Give back the full material, exactly as it reads.

- - - - - - -

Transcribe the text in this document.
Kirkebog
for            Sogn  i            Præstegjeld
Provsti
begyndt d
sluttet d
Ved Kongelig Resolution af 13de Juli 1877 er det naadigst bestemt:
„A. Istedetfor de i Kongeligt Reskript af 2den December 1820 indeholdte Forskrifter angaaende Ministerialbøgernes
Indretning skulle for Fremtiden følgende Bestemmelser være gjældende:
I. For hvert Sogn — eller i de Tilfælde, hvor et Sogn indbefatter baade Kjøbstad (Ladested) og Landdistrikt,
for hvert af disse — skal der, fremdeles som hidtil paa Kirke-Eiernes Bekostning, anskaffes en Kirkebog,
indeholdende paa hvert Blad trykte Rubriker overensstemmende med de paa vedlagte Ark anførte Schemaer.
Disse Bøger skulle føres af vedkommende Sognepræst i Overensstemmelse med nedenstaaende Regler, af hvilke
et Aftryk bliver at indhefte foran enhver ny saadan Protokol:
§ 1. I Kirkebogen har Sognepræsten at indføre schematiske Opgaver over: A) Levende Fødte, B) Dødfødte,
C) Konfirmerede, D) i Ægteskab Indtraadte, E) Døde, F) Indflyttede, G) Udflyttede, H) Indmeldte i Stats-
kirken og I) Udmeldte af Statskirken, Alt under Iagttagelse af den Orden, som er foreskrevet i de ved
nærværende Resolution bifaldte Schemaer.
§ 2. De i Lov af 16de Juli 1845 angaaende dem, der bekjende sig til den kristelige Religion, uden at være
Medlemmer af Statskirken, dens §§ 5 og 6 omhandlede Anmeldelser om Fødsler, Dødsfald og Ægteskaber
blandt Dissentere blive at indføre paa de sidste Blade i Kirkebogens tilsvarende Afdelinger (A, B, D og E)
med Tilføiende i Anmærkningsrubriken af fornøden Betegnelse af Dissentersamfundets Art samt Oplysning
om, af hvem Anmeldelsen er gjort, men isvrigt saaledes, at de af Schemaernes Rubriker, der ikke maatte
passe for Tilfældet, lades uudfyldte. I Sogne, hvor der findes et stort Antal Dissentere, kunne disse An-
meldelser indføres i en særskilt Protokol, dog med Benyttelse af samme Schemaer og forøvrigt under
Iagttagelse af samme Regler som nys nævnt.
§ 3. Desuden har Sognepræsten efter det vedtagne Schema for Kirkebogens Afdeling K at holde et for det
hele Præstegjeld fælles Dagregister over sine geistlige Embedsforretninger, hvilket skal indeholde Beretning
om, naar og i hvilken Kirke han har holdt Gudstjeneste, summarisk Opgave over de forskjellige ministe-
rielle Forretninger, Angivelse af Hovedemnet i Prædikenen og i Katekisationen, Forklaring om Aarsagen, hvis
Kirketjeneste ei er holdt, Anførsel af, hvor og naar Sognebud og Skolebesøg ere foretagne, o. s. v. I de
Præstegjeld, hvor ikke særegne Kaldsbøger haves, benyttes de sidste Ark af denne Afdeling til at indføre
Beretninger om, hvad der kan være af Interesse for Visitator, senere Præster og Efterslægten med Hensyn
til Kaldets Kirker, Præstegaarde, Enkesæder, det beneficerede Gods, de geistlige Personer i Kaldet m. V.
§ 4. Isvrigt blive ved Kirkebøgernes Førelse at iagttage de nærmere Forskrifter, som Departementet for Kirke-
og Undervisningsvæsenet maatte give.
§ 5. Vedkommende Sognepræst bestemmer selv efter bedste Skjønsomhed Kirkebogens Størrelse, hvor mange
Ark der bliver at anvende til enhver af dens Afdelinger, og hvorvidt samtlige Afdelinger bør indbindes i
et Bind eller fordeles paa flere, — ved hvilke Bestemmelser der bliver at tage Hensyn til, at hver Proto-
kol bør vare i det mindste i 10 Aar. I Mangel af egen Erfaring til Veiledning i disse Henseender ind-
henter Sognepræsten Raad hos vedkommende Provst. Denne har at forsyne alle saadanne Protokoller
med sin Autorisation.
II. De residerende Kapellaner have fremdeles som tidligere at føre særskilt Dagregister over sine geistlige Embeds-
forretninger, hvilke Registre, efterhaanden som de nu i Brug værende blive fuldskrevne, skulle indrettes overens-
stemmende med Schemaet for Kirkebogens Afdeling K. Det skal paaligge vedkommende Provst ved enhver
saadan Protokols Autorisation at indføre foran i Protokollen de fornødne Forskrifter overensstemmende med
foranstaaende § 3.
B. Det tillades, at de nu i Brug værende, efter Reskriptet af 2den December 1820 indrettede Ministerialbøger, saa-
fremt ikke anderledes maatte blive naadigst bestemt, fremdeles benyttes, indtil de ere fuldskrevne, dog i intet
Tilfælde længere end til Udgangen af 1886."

- - - - - - -

Exercise output -
Transcribe the text in this document.
Kirkebog
for            Sogn  i            Præstegjeld
Provsti
begyndt d
sluttet d
Ved Kongelig Resolution af 13de Juli 1877 er det naadigst bestemt:
„A. Istedetfor de i Kongeligt Reskript af 2den December 1820 indeholdte Forskrifter angaaende Ministerialbøgernes
Indretning skulle for Fremtiden følgende Bestemmelser være gjældende:
I. For hvert Sogn — eller i de Tilfælde, hvor et Sogn indbefatter baade Kjøbstad (Ladested) og Landdistrikt,
for hvert af disse — skal der, fremdeles som hidtil paa Kirke-Eiernes Bekostning, anskaffes en Kirkebog,
indeholdende paa hvert Blad trykte Rubriker overensstemmende med de paa vedlagte Ark anførte Schemaer.
Disse Bøger skulle føres af vedkommende Sognepræst i Overensstemmelse med nedenstaaende Regler, af hvilke
et Aftryk bliver at indhefte foran enhver ny saadan Protokol:
§ 1. I Kirkebogen har Sognepræsten at indføre schematiske Opgaver over: A) Levende Fødte, B) Dødfødte,
C) Konfirmerede, D) i Ægteskab Indtraadte, E) Døde, F) Indflyttede, G) Udflyttede, H) Indmeldte i Stats-
kirken og I) Udmeldte af Statskirken, Alt under Iagttagelse af den Orden, som er foreskrevet i de ved
nærværende Resolution bifaldte Schemaer.
§ 2. De i Lov af 16de Juli 1845 angaaende dem, der bekjende sig til den kristelige Religion, uden at være
Medlemmer af Statskirken, dens §§ 5 og 6 omhandlede Anmeldelser om Fødsler, Dødsfald og Ægteskaber
blandt Dissentere blive at indføre paa de sidste Blade i Kirkebogens tilsvarende Afdelinger (A, B, D og E)
med Tilføiende i Anmærkningsrubriken af fornøden Betegnelse af Dissentersamfundets Art samt Oplysning
om, af hvem Anmeldelsen er gjort, men isvrigt saaledes, at de af Schemaernes Rubriker, der ikke maatte
passe for Tilfældet, lades uudfyldte. I Sogne, hvor der findes et stort Antal Dissentere, kunne disse An-
meldelser indføres i en særskilt Protokol, dog med Benyttelse af samme Schemaer og forøvrigt under
Iagttagelse af samme Regler som nys nævnt.
§ 3. Desuden har Sognepræsten efter det vedtagne Schema for Kirkebogens Afdeling K at holde et for det
hele Præstegjeld fælles Dagregister over sine geistlige Embedsforretninger, hvilket skal indeholde Beretning
om, naar og i hvilken Kirke han har holdt Gudstjeneste, summarisk Opgave over de forskjellige ministe-
rielle Forretninger, Angivelse af Hovedemnet i Prædikenen og i Katekisationen, Forklaring om Aarsagen, hvis
Kirketjeneste ei er holdt, Anførsel af, hvor og naar Sognebud og Skolebesøg ere foretagne, o. s. v. I de
Præstegjeld, hvor ikke særegne Kaldsbøger haves, benyttes de sidste Ark af denne Afdeling til at indføre
Beretninger om, hvad der kan være af Interesse for Visitator, senere Præster og Efterslægten med Hensyn
til Kaldets Kirker, Præstegaarde, Enkesæder, det beneficerede Gods, de geistlige Personer i Kaldet m. V.
§ 4. Isvrigt blive ved Kirkebøgernes Førelse at iagttage de nærmere Forskrifter, som Departementet for Kirke-
og Undervisningsvæsenet maatte give.
§ 5. Vedkommende Sognepræst bestemmer selv efter bedste Skjønsomhed Kirkebogens Størrelse, hvor mange
Ark der bliver at anvende til enhver af dens Afdelinger, og hvorvidt samtlige Afdelinger bør indbindes i
et Bind eller fordeles paa flere, — ved hvilke Bestemmelser der bliver at tage Hensyn til, at hver Proto-
kol bør vare i det mindste i 10 Aar. I Mangel af egen Erfaring til Veiledning i disse Henseender ind-
henter Sognepræsten Raad hos vedkommende Provst. Denne har at forsyne alle saadanne Protokoller
med sin Autorisation.
II. De residerende Kapellaner have fremdeles som tidligere at føre særskilt Dagregister over sine geistlige Embeds-
forretninger, hvilke Registre, efterhaanden som de nu i Brug værende blive fuldskrevne, skulle indrettes overens-
stemmende med Schemaet for Kirkebogens Afdeling K. Det skal paaligge vedkommende Provst ved enhver
saadan Protokols Autorisation at indføre foran i Protokollen de fornødne Forskrifter overensstemmende med
foranstaaende § 3.
B. Det tillades, at de nu i Brug værende, efter Reskriptet af 2den December 1820 indrettede Ministerialbøger, saa-
fremt ikke anderledes maatte blive naadigst bestemt, fremdeles benyttes, indtil de ere fuldskrevne, dog i intet
Tilfælde længere end til Udgangen af 1886."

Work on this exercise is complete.